STATED PROBLEM
Gather up all lines that carry the word "Your".

STORED DATA

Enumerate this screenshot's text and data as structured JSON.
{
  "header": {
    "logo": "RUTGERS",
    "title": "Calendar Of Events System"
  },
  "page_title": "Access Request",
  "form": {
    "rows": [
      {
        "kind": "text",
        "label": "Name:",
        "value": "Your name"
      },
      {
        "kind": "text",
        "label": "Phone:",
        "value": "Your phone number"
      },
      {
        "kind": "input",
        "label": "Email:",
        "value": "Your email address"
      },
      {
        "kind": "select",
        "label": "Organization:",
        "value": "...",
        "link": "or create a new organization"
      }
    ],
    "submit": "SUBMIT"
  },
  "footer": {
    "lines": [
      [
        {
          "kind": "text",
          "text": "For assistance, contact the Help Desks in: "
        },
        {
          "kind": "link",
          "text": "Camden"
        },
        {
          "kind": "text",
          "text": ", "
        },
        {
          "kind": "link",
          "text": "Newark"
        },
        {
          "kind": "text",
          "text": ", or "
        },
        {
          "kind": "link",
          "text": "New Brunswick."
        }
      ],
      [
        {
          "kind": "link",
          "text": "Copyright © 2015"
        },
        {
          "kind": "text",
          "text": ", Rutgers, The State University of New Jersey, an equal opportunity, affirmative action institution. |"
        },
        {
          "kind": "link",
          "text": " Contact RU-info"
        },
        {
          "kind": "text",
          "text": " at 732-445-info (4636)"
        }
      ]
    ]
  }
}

SOLUTION TO THIS PROBLEM
        "value": "Your name"
        "value": "Your phone number"
        "value": "Your email address"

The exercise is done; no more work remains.